*Task to complete*
Will you extract the entries word for word? Images should not appear in the copy.

[Extracted records]
━━━━━━━━━━━━━━━━━━━━

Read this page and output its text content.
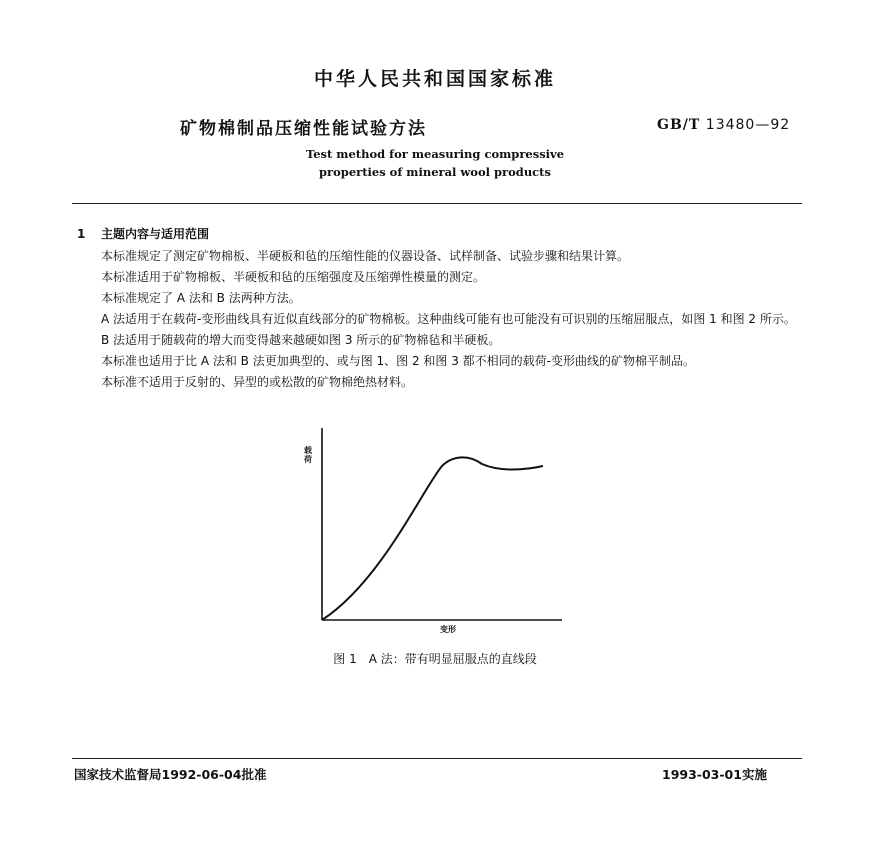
中华人民共和国国家标准
矿物棉制品压缩性能试验方法	GB/T 13480—92
Test method for measuring compressive
properties of mineral wool products
1 主题内容与适用范围

本标准规定了测定矿物棉板、半硬板和毡的压缩性能的仪器设备、试样制备、试验步骤和结果计算。

本标准适用于矿物棉板、半硬板和毡的压缩强度及压缩弹性模量的测定。

本标准规定了 A 法和 B 法两种方法。

A 法适用于在载荷-变形曲线具有近似直线部分的矿物棉板。这种曲线可能有也可能没有可识别的压缩屈服点，如图 1 和图 2 所示。

B 法适用于随载荷的增大而变得越来越硬如图 3 所示的矿物棉毡和半硬板。

本标准也适用于比 A 法和 B 法更加典型的、或与图 1、图 2 和图 3 都不相同的载荷-变形曲线的矿物棉平制品。

本标准不适用于反射的、异型的或松散的矿物棉绝热材料。

载荷
变形
图 1　A 法：带有明显屈服点的直线段
国家技术监督局1992-06-04批准	1993-03-01实施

━━━━━━━━━━━━━━━━━━━━

*Solution for this problem*
Read this page and output its text content.
中华人民共和国国家标准
矿物棉制品压缩性能试验方法	GB/T 13480—92
Test method for measuring compressive
properties of mineral wool products
1 主题内容与适用范围

本标准规定了测定矿物棉板、半硬板和毡的压缩性能的仪器设备、试样制备、试验步骤和结果计算。

本标准适用于矿物棉板、半硬板和毡的压缩强度及压缩弹性模量的测定。

本标准规定了 A 法和 B 法两种方法。

A 法适用于在载荷-变形曲线具有近似直线部分的矿物棉板。这种曲线可能有也可能没有可识别的压缩屈服点，如图 1 和图 2 所示。

B 法适用于随载荷的增大而变得越来越硬如图 3 所示的矿物棉毡和半硬板。

本标准也适用于比 A 法和 B 法更加典型的、或与图 1、图 2 和图 3 都不相同的载荷-变形曲线的矿物棉平制品。

本标准不适用于反射的、异型的或松散的矿物棉绝热材料。

载荷
变形
图 1　A 法：带有明显屈服点的直线段
国家技术监督局1992-06-04批准	1993-03-01实施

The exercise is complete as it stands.